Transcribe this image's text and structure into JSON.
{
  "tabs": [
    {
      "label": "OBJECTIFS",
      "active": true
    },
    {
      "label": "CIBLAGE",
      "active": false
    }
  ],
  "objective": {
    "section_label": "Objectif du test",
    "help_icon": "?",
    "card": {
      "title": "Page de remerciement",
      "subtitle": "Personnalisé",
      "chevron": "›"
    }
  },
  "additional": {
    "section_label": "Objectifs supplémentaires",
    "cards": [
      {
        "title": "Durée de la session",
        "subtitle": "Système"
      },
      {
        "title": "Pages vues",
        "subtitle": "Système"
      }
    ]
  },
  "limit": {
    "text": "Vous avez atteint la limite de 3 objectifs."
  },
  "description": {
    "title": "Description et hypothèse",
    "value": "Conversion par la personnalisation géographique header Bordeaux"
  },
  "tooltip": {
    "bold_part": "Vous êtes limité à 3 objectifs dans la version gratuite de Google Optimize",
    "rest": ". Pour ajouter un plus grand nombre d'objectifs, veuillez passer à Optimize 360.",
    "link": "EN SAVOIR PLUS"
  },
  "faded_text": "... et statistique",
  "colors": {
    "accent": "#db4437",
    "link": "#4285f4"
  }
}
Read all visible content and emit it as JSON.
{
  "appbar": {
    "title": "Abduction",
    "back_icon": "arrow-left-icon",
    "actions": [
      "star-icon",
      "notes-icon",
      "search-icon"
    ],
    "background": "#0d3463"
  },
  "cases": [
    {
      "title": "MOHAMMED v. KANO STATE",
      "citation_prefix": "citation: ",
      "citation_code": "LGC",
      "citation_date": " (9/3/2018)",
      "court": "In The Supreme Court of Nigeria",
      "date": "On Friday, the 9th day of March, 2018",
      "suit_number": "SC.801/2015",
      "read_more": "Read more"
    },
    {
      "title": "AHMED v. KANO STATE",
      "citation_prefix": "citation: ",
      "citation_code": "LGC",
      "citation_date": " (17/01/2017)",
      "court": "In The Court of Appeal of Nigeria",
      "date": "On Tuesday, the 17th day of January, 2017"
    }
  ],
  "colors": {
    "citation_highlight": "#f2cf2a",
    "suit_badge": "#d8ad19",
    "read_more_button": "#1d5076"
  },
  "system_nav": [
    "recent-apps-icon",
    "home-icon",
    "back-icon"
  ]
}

**Work to complete:**
Transcribe every record above exactly as it appears.

**Finished task:**
Transcribe this image's text and structure into JSON.
{
  "tabs": [
    {
      "label": "OBJECTIFS",
      "active": true
    },
    {
      "label": "CIBLAGE",
      "active": false
    }
  ],
  "objective": {
    "section_label": "Objectif du test",
    "help_icon": "?",
    "card": {
      "title": "Page de remerciement",
      "subtitle": "Personnalisé",
      "chevron": "›"
    }
  },
  "additional": {
    "section_label": "Objectifs supplémentaires",
    "cards": [
      {
        "title": "Durée de la session",
        "subtitle": "Système"
      },
      {
        "title": "Pages vues",
        "subtitle": "Système"
      }
    ]
  },
  "limit": {
    "text": "Vous avez atteint la limite de 3 objectifs."
  },
  "description": {
    "title": "Description et hypothèse",
    "value": "Conversion par la personnalisation géographique header Bordeaux"
  },
  "tooltip": {
    "bold_part": "Vous êtes limité à 3 objectifs dans la version gratuite de Google Optimize",
    "rest": ". Pour ajouter un plus grand nombre d'objectifs, veuillez passer à Optimize 360.",
    "link": "EN SAVOIR PLUS"
  },
  "faded_text": "... et statistique",
  "colors": {
    "accent": "#db4437",
    "link": "#4285f4"
  }
}
Read all visible content and emit it as JSON.
{
  "appbar": {
    "title": "Abduction",
    "back_icon": "arrow-left-icon",
    "actions": [
      "star-icon",
      "notes-icon",
      "search-icon"
    ],
    "background": "#0d3463"
  },
  "cases": [
    {
      "title": "MOHAMMED v. KANO STATE",
      "citation_prefix": "citation: ",
      "citation_code": "LGC",
      "citation_date": " (9/3/2018)",
      "court": "In The Supreme Court of Nigeria",
      "date": "On Friday, the 9th day of March, 2018",
      "suit_number": "SC.801/2015",
      "read_more": "Read more"
    },
    {
      "title": "AHMED v. KANO STATE",
      "citation_prefix": "citation: ",
      "citation_code": "LGC",
      "citation_date": " (17/01/2017)",
      "court": "In The Court of Appeal of Nigeria",
      "date": "On Tuesday, the 17th day of January, 2017"
    }
  ],
  "colors": {
    "citation_highlight": "#f2cf2a",
    "suit_badge": "#d8ad19",
    "read_more_button": "#1d5076"
  },
  "system_nav": [
    "recent-apps-icon",
    "home-icon",
    "back-icon"
  ]
}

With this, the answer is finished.